Information provided:
## begin

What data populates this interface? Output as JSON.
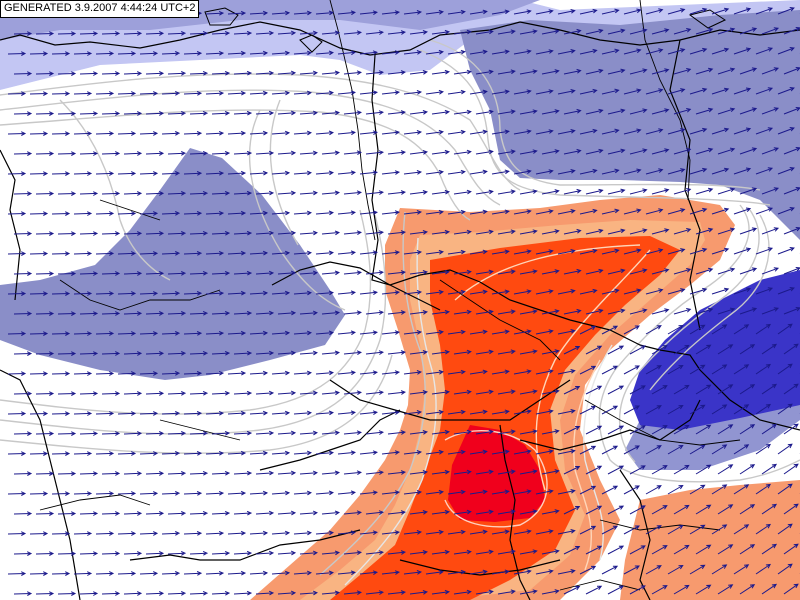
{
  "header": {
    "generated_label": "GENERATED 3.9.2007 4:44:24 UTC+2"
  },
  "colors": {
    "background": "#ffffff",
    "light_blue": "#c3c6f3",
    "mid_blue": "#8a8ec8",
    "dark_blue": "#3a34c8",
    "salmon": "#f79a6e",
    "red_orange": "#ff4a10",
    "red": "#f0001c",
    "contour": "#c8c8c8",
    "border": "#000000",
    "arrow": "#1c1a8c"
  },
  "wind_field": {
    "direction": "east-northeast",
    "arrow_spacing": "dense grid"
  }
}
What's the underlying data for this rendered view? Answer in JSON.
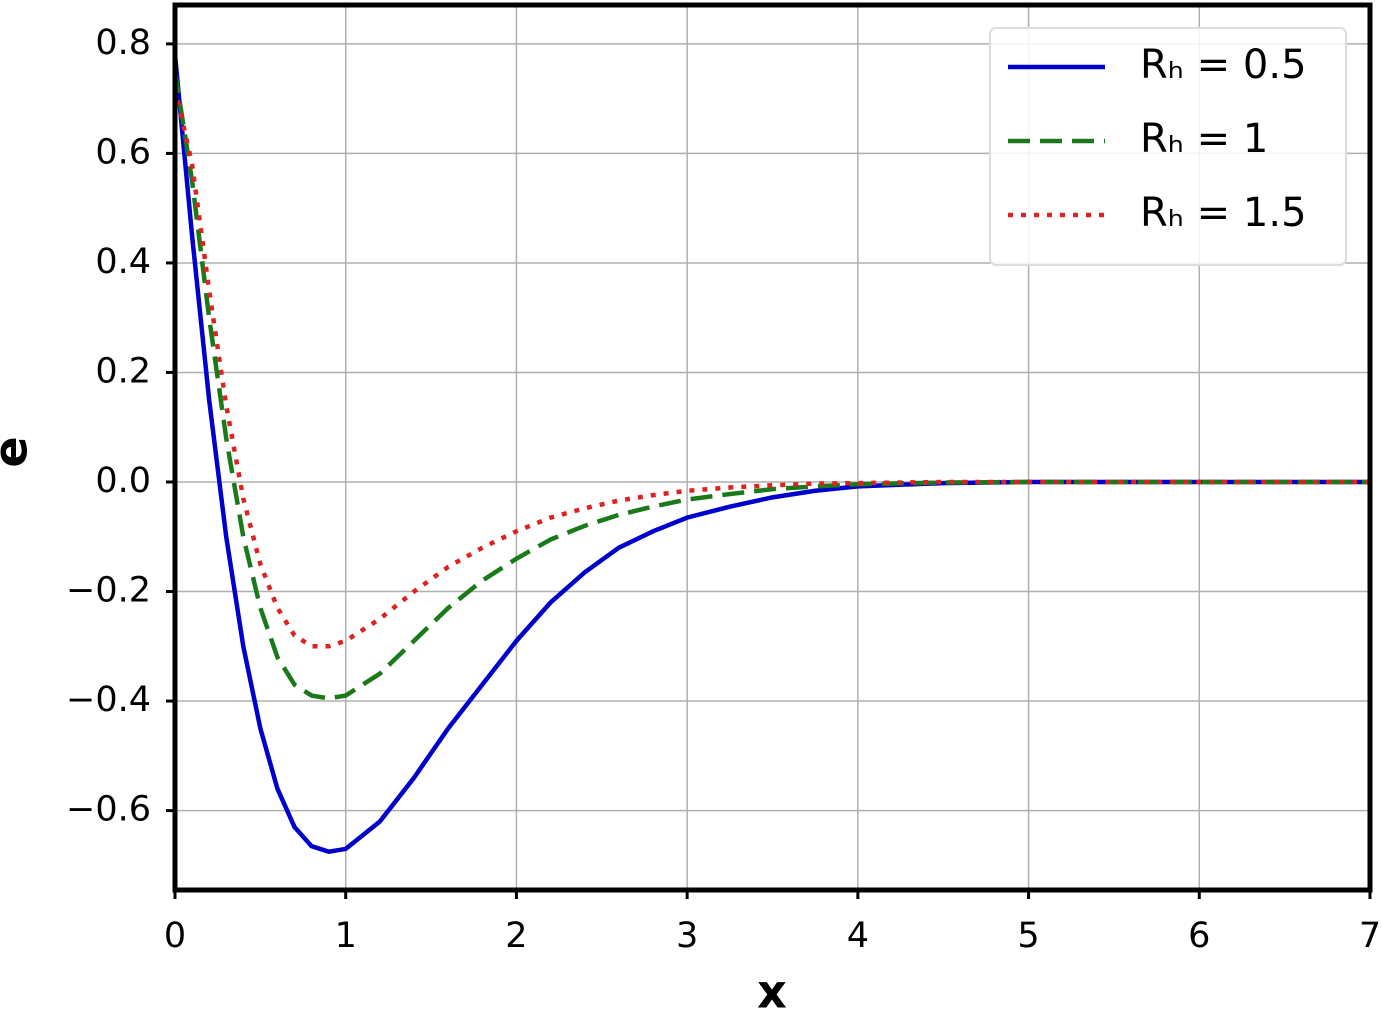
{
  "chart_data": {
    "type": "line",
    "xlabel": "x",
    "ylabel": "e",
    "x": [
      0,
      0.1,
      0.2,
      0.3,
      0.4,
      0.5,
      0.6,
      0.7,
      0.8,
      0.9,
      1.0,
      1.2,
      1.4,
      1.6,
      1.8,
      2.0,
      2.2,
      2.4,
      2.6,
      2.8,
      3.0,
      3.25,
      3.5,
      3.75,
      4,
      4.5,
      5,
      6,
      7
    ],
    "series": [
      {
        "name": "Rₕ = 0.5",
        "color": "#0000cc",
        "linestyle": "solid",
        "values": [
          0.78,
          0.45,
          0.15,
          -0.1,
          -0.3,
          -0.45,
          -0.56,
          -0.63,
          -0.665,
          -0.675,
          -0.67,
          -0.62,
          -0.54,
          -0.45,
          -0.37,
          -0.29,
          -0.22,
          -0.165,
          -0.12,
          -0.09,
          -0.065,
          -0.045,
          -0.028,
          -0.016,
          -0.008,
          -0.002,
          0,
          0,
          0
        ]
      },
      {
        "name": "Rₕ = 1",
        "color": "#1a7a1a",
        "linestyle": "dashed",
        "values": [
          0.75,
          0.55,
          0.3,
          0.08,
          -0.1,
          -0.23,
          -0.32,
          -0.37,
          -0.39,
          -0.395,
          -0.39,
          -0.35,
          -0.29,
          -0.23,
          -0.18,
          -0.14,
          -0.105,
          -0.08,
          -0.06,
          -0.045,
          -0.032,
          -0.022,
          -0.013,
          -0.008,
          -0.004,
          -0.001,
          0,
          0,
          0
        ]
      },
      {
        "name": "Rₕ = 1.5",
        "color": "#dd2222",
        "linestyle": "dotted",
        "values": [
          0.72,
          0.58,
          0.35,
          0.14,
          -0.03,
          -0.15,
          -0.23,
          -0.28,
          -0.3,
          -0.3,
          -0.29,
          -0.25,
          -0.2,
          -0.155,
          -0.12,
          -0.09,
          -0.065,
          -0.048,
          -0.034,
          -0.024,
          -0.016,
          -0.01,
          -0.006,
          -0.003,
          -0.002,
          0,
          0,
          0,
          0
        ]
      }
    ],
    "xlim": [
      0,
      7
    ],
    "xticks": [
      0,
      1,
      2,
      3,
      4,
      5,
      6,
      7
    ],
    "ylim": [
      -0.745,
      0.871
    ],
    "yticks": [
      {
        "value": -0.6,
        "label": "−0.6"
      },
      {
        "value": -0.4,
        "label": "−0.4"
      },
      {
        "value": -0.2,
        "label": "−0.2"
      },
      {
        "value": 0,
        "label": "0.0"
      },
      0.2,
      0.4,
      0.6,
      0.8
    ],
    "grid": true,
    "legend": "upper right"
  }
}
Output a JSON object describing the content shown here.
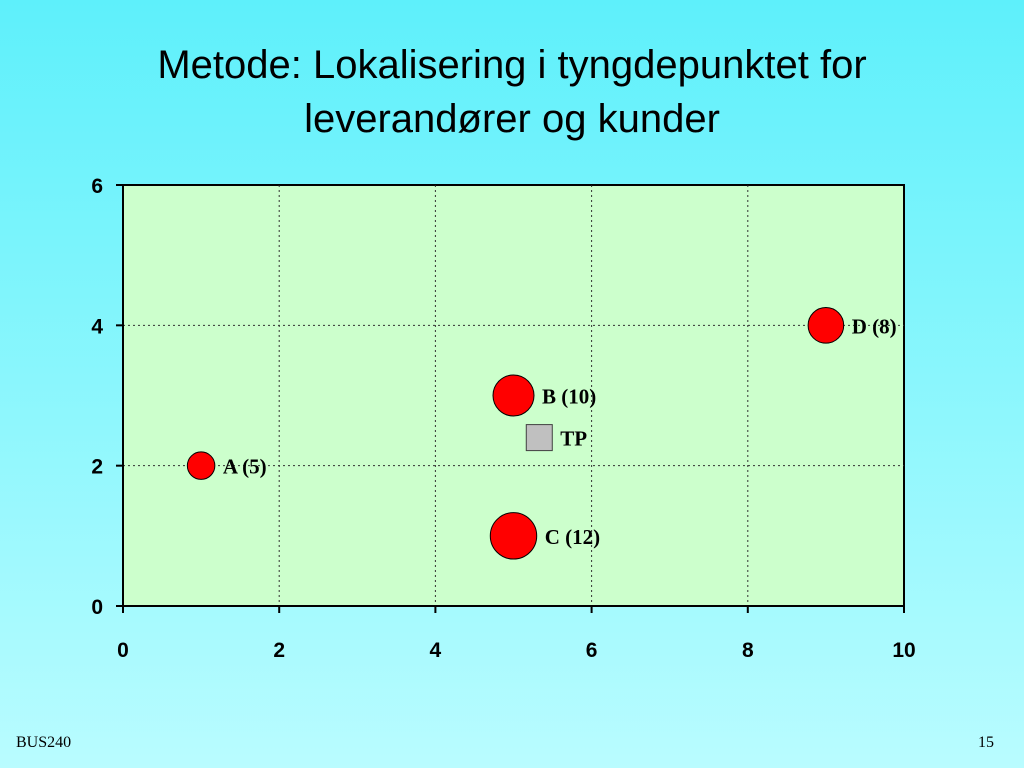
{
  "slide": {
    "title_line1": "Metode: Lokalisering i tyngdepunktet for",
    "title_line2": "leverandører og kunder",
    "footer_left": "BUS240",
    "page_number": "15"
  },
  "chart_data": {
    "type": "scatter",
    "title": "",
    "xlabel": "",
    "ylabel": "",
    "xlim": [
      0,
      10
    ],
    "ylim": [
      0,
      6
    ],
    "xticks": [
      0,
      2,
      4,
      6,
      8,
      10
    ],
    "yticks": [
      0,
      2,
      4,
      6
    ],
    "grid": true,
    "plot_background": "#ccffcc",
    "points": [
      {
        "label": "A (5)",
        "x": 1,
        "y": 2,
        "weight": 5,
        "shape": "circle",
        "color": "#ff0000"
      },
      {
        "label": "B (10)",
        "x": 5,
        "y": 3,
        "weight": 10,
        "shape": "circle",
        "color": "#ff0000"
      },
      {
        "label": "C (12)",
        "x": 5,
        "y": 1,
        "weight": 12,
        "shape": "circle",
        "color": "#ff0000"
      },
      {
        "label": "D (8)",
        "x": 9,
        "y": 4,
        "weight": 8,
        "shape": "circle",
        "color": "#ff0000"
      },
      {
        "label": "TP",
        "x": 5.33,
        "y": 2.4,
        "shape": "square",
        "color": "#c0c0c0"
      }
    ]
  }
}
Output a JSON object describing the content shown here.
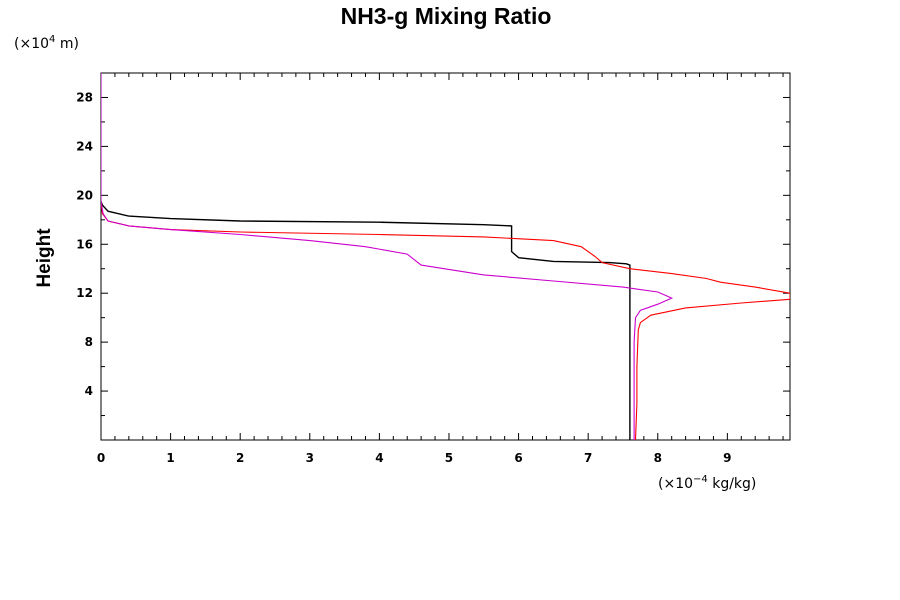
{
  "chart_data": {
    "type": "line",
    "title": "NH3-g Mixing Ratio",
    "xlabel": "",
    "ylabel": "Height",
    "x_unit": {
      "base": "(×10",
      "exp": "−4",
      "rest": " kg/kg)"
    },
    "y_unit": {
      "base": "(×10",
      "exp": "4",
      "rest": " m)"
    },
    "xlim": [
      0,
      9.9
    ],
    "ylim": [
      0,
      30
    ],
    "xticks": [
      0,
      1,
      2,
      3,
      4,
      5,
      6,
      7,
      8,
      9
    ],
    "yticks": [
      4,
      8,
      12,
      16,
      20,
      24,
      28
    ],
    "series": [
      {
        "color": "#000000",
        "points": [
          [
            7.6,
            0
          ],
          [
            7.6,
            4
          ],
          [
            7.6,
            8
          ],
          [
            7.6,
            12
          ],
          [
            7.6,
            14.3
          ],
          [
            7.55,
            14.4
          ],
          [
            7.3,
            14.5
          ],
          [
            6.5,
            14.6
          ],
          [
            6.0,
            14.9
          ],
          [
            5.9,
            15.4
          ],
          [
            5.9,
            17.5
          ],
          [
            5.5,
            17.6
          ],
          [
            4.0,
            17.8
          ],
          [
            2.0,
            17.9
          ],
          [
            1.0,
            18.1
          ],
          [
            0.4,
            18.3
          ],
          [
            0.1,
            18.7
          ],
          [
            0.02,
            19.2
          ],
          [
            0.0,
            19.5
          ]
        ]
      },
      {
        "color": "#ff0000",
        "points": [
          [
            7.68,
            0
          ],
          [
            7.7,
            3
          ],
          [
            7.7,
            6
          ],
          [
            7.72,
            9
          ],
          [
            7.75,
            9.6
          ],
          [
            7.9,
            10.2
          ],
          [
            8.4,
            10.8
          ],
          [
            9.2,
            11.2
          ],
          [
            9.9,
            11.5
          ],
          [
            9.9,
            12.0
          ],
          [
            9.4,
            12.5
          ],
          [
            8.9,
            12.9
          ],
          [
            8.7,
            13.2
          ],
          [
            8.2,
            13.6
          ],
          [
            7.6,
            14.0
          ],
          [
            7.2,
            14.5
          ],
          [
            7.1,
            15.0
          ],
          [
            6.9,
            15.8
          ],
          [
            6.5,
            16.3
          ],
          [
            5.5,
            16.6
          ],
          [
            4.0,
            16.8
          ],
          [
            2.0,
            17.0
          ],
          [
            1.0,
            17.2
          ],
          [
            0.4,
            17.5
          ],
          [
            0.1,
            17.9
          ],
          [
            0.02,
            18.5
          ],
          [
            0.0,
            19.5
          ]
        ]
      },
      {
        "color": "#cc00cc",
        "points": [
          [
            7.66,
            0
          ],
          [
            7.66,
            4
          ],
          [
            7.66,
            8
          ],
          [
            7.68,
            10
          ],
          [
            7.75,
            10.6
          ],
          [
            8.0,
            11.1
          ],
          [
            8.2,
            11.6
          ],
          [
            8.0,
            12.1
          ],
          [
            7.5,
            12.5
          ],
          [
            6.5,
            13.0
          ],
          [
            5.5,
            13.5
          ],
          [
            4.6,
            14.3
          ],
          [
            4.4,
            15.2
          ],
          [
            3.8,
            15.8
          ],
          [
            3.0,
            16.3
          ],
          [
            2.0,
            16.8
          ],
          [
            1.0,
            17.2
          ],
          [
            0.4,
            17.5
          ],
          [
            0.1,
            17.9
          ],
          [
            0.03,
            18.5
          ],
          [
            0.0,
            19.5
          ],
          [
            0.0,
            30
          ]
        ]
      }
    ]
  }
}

## end

Problem statement: Collect each line above holding the string "weight".

Output of the exercise:
        "weight": 5,
        "weight": 10,
        "weight": 12,
        "weight": 8,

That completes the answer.